> Stated problem
Copy every line of the data that contains the string "title".

Records from a collection of figures:
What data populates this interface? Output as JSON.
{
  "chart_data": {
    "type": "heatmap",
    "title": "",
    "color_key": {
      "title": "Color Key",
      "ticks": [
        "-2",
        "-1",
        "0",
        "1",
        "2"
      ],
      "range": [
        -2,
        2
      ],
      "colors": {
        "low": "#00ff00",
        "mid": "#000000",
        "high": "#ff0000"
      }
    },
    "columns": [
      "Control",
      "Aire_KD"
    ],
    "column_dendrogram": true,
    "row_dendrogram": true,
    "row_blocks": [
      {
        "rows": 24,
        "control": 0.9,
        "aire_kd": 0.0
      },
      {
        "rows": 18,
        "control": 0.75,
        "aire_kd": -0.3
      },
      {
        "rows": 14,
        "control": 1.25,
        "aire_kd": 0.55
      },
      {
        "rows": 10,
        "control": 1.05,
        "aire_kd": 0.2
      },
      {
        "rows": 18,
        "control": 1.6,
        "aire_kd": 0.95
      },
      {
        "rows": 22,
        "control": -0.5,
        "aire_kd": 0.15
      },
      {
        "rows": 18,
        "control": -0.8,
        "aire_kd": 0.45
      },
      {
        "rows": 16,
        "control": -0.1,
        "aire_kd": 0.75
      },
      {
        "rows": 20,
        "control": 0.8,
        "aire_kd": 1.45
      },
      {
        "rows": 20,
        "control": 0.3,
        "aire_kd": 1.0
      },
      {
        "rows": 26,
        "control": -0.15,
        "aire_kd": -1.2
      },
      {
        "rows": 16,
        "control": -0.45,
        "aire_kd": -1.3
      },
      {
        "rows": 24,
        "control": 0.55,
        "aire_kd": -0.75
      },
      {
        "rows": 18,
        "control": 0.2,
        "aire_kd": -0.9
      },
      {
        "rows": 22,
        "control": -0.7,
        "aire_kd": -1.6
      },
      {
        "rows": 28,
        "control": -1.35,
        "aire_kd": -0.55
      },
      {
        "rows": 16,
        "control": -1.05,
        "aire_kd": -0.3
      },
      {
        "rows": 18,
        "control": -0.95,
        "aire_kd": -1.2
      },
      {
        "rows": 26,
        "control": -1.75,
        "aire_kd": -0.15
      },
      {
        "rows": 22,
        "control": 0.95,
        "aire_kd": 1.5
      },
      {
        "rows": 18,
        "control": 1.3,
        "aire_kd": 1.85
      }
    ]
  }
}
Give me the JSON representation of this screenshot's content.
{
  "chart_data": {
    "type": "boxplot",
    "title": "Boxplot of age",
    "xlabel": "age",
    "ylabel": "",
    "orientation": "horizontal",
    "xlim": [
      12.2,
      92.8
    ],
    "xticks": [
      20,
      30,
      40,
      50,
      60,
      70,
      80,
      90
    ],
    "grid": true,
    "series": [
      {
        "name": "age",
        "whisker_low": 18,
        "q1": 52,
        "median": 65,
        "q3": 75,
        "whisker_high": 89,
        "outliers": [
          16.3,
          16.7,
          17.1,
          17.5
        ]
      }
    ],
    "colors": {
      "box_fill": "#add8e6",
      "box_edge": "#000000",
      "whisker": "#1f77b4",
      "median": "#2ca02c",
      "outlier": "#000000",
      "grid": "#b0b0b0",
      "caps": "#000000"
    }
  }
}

> Solution to this problem
    "title": "",
      "title": "Color Key",
    "title": "Boxplot of age",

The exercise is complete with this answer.